(Recorded data)
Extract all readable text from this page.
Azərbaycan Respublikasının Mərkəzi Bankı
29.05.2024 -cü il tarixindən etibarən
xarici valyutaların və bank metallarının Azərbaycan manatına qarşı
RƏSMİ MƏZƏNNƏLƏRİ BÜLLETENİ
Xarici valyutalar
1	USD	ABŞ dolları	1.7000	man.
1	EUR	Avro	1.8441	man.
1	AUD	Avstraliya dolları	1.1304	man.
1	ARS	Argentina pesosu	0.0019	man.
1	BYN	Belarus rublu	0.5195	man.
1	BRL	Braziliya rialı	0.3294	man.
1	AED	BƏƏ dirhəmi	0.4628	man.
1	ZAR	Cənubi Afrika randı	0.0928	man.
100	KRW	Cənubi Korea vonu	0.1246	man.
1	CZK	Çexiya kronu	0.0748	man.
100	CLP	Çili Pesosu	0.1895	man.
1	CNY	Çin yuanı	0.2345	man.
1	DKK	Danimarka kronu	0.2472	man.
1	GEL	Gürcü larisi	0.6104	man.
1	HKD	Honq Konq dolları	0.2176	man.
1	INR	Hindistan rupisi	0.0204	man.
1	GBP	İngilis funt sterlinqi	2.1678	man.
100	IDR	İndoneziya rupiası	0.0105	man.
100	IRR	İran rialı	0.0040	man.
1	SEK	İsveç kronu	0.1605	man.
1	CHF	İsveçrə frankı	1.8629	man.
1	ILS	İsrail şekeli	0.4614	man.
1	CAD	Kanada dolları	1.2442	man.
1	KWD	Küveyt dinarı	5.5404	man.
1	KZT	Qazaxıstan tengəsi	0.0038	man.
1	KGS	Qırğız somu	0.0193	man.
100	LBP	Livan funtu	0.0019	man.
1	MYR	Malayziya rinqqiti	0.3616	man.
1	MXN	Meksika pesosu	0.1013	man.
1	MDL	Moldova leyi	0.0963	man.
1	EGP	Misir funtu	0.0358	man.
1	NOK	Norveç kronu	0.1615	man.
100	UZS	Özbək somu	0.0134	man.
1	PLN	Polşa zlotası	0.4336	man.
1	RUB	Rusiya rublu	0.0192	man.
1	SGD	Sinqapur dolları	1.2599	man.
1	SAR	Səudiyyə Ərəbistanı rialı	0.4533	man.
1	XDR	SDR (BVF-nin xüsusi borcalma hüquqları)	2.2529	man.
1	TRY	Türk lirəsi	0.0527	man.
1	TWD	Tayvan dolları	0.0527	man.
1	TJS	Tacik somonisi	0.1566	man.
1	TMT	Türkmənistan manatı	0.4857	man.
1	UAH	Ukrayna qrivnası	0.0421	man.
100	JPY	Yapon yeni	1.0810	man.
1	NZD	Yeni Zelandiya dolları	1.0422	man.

• Work instructions
Nothing in the listing may be changed; retype it all exactly.

• Solution to this problem
Extract all readable text from this page.
Azərbaycan Respublikasının Mərkəzi Bankı
29.05.2024 -cü il tarixindən etibarən
xarici valyutaların və bank metallarının Azərbaycan manatına qarşı
RƏSMİ MƏZƏNNƏLƏRİ BÜLLETENİ
Xarici valyutalar
1	USD	ABŞ dolları	1.7000	man.
1	EUR	Avro	1.8441	man.
1	AUD	Avstraliya dolları	1.1304	man.
1	ARS	Argentina pesosu	0.0019	man.
1	BYN	Belarus rublu	0.5195	man.
1	BRL	Braziliya rialı	0.3294	man.
1	AED	BƏƏ dirhəmi	0.4628	man.
1	ZAR	Cənubi Afrika randı	0.0928	man.
100	KRW	Cənubi Korea vonu	0.1246	man.
1	CZK	Çexiya kronu	0.0748	man.
100	CLP	Çili Pesosu	0.1895	man.
1	CNY	Çin yuanı	0.2345	man.
1	DKK	Danimarka kronu	0.2472	man.
1	GEL	Gürcü larisi	0.6104	man.
1	HKD	Honq Konq dolları	0.2176	man.
1	INR	Hindistan rupisi	0.0204	man.
1	GBP	İngilis funt sterlinqi	2.1678	man.
100	IDR	İndoneziya rupiası	0.0105	man.
100	IRR	İran rialı	0.0040	man.
1	SEK	İsveç kronu	0.1605	man.
1	CHF	İsveçrə frankı	1.8629	man.
1	ILS	İsrail şekeli	0.4614	man.
1	CAD	Kanada dolları	1.2442	man.
1	KWD	Küveyt dinarı	5.5404	man.
1	KZT	Qazaxıstan tengəsi	0.0038	man.
1	KGS	Qırğız somu	0.0193	man.
100	LBP	Livan funtu	0.0019	man.
1	MYR	Malayziya rinqqiti	0.3616	man.
1	MXN	Meksika pesosu	0.1013	man.
1	MDL	Moldova leyi	0.0963	man.
1	EGP	Misir funtu	0.0358	man.
1	NOK	Norveç kronu	0.1615	man.
100	UZS	Özbək somu	0.0134	man.
1	PLN	Polşa zlotası	0.4336	man.
1	RUB	Rusiya rublu	0.0192	man.
1	SGD	Sinqapur dolları	1.2599	man.
1	SAR	Səudiyyə Ərəbistanı rialı	0.4533	man.
1	XDR	SDR (BVF-nin xüsusi borcalma hüquqları)	2.2529	man.
1	TRY	Türk lirəsi	0.0527	man.
1	TWD	Tayvan dolları	0.0527	man.
1	TJS	Tacik somonisi	0.1566	man.
1	TMT	Türkmənistan manatı	0.4857	man.
1	UAH	Ukrayna qrivnası	0.0421	man.
100	JPY	Yapon yeni	1.0810	man.
1	NZD	Yeni Zelandiya dolları	1.0422	man.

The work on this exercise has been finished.